- **The input**:
┌────────

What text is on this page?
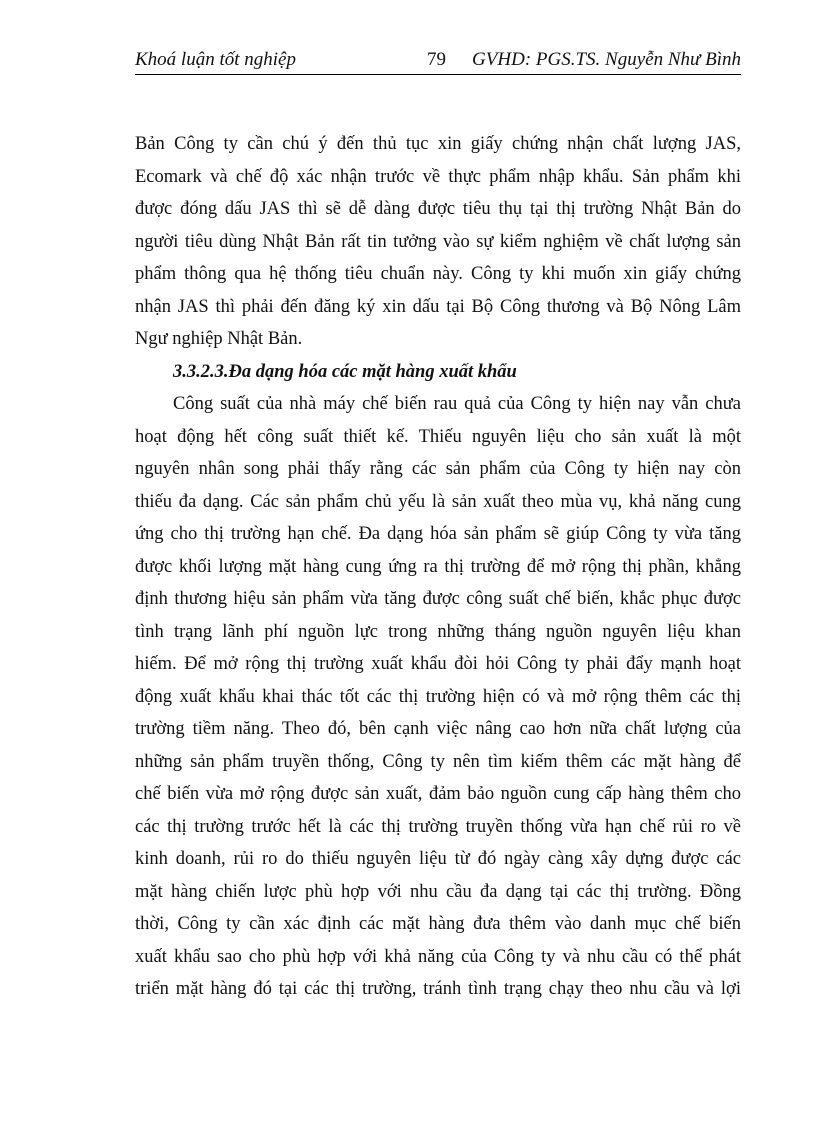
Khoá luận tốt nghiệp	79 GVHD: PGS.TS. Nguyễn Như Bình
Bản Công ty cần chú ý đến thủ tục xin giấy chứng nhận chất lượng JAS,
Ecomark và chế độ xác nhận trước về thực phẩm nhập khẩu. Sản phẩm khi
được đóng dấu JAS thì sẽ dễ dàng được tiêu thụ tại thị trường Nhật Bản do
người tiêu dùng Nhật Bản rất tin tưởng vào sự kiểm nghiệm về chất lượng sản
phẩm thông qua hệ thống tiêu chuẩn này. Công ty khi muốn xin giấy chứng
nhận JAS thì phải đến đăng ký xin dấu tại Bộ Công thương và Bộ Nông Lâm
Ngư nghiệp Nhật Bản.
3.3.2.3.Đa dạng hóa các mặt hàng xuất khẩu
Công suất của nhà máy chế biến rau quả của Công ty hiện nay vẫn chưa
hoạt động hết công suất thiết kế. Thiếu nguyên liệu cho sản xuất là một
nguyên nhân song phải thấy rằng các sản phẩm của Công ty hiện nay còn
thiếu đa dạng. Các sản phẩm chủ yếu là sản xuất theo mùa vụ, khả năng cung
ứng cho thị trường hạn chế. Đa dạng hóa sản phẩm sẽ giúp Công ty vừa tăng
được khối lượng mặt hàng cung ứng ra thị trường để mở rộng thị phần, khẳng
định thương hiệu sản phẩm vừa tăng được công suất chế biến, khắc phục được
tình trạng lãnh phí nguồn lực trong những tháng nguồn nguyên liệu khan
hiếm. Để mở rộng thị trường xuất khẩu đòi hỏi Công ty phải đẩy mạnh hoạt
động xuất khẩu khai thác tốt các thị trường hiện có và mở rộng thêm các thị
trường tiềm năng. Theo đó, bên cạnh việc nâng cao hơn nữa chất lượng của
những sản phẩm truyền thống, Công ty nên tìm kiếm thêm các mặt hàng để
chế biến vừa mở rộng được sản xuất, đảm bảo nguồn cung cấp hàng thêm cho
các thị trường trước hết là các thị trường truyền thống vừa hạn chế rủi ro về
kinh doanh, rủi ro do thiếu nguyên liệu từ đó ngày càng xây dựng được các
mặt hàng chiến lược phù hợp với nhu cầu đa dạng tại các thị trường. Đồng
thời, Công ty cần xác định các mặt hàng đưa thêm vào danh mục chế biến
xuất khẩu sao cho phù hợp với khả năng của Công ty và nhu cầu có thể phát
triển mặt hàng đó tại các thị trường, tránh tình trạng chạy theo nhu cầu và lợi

└────────

- **Your task**:
Write the records above out again exactly, with no pictures in your copy.

- **Expected answer**:
What text is on this page?
Khoá luận tốt nghiệp	79 GVHD: PGS.TS. Nguyễn Như Bình
Bản Công ty cần chú ý đến thủ tục xin giấy chứng nhận chất lượng JAS,
Ecomark và chế độ xác nhận trước về thực phẩm nhập khẩu. Sản phẩm khi
được đóng dấu JAS thì sẽ dễ dàng được tiêu thụ tại thị trường Nhật Bản do
người tiêu dùng Nhật Bản rất tin tưởng vào sự kiểm nghiệm về chất lượng sản
phẩm thông qua hệ thống tiêu chuẩn này. Công ty khi muốn xin giấy chứng
nhận JAS thì phải đến đăng ký xin dấu tại Bộ Công thương và Bộ Nông Lâm
Ngư nghiệp Nhật Bản.
3.3.2.3.Đa dạng hóa các mặt hàng xuất khẩu
Công suất của nhà máy chế biến rau quả của Công ty hiện nay vẫn chưa
hoạt động hết công suất thiết kế. Thiếu nguyên liệu cho sản xuất là một
nguyên nhân song phải thấy rằng các sản phẩm của Công ty hiện nay còn
thiếu đa dạng. Các sản phẩm chủ yếu là sản xuất theo mùa vụ, khả năng cung
ứng cho thị trường hạn chế. Đa dạng hóa sản phẩm sẽ giúp Công ty vừa tăng
được khối lượng mặt hàng cung ứng ra thị trường để mở rộng thị phần, khẳng
định thương hiệu sản phẩm vừa tăng được công suất chế biến, khắc phục được
tình trạng lãnh phí nguồn lực trong những tháng nguồn nguyên liệu khan
hiếm. Để mở rộng thị trường xuất khẩu đòi hỏi Công ty phải đẩy mạnh hoạt
động xuất khẩu khai thác tốt các thị trường hiện có và mở rộng thêm các thị
trường tiềm năng. Theo đó, bên cạnh việc nâng cao hơn nữa chất lượng của
những sản phẩm truyền thống, Công ty nên tìm kiếm thêm các mặt hàng để
chế biến vừa mở rộng được sản xuất, đảm bảo nguồn cung cấp hàng thêm cho
các thị trường trước hết là các thị trường truyền thống vừa hạn chế rủi ro về
kinh doanh, rủi ro do thiếu nguyên liệu từ đó ngày càng xây dựng được các
mặt hàng chiến lược phù hợp với nhu cầu đa dạng tại các thị trường. Đồng
thời, Công ty cần xác định các mặt hàng đưa thêm vào danh mục chế biến
xuất khẩu sao cho phù hợp với khả năng của Công ty và nhu cầu có thể phát
triển mặt hàng đó tại các thị trường, tránh tình trạng chạy theo nhu cầu và lợi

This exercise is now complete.